● **TASK**: List all lines of the data that include the string "Evaluation".

• • • • • • •

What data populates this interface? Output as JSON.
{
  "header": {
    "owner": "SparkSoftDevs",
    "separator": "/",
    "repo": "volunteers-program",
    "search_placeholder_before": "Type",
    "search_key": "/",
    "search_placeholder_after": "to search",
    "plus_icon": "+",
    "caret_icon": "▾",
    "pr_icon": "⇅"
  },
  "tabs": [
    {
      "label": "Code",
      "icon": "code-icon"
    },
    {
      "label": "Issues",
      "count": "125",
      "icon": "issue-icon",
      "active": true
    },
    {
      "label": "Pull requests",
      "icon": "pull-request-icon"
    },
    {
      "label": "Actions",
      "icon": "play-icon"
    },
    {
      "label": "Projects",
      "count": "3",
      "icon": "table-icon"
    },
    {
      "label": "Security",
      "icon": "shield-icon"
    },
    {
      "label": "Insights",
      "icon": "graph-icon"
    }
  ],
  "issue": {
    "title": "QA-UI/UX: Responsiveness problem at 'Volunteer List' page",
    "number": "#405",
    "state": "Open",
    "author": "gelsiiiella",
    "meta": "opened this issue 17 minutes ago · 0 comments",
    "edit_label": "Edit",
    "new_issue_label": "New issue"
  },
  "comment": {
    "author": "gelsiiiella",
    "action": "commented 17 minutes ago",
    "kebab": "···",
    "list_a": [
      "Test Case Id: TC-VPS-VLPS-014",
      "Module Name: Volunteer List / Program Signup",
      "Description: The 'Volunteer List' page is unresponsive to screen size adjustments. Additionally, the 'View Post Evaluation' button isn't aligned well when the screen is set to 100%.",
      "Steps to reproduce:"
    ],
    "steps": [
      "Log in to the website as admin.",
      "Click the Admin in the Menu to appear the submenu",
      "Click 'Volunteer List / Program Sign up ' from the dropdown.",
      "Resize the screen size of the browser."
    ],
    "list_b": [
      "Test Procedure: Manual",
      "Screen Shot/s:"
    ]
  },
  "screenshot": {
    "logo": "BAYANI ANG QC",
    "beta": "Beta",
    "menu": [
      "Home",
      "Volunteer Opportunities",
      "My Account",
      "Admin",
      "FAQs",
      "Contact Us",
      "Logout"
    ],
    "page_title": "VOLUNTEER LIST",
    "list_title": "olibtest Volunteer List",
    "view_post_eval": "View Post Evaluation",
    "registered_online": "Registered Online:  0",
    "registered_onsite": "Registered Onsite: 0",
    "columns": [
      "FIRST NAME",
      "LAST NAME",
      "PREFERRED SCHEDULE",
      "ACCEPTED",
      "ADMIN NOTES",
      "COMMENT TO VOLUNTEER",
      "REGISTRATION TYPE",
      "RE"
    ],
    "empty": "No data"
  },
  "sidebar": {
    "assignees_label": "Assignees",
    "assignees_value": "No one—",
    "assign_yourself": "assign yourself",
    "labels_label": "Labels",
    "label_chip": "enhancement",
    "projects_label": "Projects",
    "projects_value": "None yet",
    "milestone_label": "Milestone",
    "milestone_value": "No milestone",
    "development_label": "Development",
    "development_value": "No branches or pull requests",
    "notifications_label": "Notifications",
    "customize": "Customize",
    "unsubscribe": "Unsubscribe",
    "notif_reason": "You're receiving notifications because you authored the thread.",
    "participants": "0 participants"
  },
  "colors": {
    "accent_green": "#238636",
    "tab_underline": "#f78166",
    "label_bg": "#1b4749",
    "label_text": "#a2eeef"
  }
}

• • • • • • •

● **FINISHED TASK**:
      "Description: The 'Volunteer List' page is unresponsive to screen size adjustments. Additionally, the 'View Post Evaluation' button isn't aligned well when the screen is set to 100%.",
    "view_post_eval": "View Post Evaluation",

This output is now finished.